[Texto extraído]
────────

Os comícios massivos do movimento Enough is Enough, impulsionado por dirigentes sindicais mais à esquerda como os do sindicato RMT, por ativistas sociais e setores da esquerda trabalhista, e por muitos dos ativistas e militantes que apoiavam Corbyn, demonstram que existe grande agitação. Mas há que converter essa força em ações de rua, em mobilização, trabalhando para uma campanha pela greve geral ampla e forte, e denunciando tanto a passividade de Starmer como a burocracia da TUC. Basta de desculpas!

Uma luta que necessita de um programa político que vá à raiz do problema, que enfrente os capitalistas, que reivindique a expropriação das grandes empresas energéticas e dos bancos sem indemnização e sob controlo dos trabalhadores, e pondo-os ao serviço dos interesses e das necessidades da maioria trabalhadora.

────────

[O que fazer]
a) Segundo o texto sobre o movimento Enough is Enough, a que sindicato pertencem os dirigentes sindicais citados entre os que impulsionam o movimento?
b) Diga se cada afirmação está de acordo com o texto sobre o movimento Enough is Enough e cite as palavras do texto que o decidem: (i) O texto critica a passividade de Starmer. (ii) O programa defendido prevê a expropriação dos bancos mediante indemnização. (iii) Os comícios revelam pouca agitação.
c) Prossiga o texto sobre o movimento Enough is Enough a partir da última frase apresentada.
Os itens constituem material à parte, independente do texto sobre o movimento Enough is Enough.

────────

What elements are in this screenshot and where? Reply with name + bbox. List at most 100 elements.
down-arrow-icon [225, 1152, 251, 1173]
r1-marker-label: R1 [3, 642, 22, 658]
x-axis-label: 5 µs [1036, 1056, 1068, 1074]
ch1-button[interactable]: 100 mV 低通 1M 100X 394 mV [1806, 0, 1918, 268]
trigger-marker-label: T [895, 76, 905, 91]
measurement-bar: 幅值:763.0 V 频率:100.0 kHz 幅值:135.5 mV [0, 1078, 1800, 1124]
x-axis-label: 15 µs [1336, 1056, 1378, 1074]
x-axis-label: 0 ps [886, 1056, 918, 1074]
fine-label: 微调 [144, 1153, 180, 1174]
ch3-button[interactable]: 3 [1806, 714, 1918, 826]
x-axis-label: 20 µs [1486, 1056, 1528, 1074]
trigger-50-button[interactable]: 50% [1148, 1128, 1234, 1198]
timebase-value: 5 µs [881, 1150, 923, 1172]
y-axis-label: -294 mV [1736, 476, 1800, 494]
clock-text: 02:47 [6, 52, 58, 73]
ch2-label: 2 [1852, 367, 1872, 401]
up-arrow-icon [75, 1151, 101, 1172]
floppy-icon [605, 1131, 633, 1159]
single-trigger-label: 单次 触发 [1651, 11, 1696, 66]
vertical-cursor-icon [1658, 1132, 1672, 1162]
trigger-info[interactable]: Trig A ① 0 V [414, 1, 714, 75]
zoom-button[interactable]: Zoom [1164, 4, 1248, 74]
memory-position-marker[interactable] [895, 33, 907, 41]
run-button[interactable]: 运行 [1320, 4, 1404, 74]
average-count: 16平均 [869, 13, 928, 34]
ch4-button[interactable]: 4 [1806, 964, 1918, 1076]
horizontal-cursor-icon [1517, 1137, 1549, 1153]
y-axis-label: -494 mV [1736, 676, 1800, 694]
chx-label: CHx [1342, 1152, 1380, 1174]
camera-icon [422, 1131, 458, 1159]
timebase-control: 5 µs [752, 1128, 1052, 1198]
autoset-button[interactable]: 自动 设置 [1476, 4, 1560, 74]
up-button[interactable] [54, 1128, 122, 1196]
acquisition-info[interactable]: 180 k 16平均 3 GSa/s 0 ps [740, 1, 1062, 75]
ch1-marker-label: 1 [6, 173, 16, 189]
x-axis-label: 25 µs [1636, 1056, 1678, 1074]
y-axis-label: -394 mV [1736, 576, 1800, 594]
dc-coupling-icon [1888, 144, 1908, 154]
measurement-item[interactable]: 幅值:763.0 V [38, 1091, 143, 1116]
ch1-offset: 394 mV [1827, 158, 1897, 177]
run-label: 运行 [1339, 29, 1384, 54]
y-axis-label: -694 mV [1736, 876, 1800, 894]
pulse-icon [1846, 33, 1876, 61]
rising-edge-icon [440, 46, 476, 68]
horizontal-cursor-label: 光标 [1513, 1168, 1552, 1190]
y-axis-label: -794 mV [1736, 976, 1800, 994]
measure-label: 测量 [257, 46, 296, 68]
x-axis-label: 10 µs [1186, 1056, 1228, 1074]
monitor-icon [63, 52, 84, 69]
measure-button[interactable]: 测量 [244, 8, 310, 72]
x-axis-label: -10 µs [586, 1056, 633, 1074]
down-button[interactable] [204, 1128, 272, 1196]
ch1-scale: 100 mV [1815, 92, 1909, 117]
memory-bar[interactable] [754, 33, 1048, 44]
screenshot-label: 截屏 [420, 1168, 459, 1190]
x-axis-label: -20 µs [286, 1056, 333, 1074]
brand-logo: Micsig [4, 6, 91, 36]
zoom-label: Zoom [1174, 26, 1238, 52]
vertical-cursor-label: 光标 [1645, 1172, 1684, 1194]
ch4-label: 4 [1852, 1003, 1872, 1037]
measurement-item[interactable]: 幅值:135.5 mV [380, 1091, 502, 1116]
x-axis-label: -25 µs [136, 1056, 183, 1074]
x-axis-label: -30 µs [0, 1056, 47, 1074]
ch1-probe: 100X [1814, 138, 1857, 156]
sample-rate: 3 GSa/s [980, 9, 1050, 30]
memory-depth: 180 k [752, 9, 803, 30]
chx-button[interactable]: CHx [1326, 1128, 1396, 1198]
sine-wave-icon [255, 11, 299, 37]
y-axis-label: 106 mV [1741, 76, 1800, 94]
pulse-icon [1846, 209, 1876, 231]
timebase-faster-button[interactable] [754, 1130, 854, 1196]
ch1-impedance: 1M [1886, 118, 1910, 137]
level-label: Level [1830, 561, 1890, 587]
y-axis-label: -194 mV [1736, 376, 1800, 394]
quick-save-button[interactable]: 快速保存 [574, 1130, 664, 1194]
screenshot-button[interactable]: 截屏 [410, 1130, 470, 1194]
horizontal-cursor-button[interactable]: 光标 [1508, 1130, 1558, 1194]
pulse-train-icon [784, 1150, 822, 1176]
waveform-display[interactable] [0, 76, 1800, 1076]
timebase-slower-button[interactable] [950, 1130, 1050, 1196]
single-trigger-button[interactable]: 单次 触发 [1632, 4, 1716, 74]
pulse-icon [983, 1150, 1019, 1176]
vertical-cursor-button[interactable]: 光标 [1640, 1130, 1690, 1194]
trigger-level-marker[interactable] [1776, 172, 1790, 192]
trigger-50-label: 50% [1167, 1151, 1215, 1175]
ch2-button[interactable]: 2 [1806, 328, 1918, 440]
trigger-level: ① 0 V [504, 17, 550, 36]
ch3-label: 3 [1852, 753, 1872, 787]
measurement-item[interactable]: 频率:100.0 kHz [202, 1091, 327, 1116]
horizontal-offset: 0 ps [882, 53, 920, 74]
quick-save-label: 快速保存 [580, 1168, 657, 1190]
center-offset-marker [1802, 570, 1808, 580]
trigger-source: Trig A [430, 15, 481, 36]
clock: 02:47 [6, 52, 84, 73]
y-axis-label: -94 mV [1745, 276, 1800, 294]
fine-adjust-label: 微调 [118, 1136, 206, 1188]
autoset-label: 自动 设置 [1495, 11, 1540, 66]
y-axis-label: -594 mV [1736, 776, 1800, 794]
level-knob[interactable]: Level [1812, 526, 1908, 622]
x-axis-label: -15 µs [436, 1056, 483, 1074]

────────

[Respostas das tarefas]
a) Ao sindicato RMT.

b)
(i) Sim: "denunciando tanto a passividade de Starmer como a burocracia da TUC".
(ii) Não: "a expropriação das grandes empresas energéticas e dos bancos sem indemnização".
(iii) Não: "demonstram que existe grande agitação".

c)
Precisamos de construir um partido de massas e da classe trabalhadora em Inglaterra, em Gales e Escócia, com o programa do marxismo revolucionário, do socialismo internacionalista, para conquistar uma sociedade justa, sem miséria nem opressão. Não há outro caminho.


Notas:

1. Entre elas 41 deputados do parlamento britânico.

2. Os títulos de dívida britânicos a 5 anos aumentaram 4,5%, acima dos 4% da Itália e 4,1% da Grécia.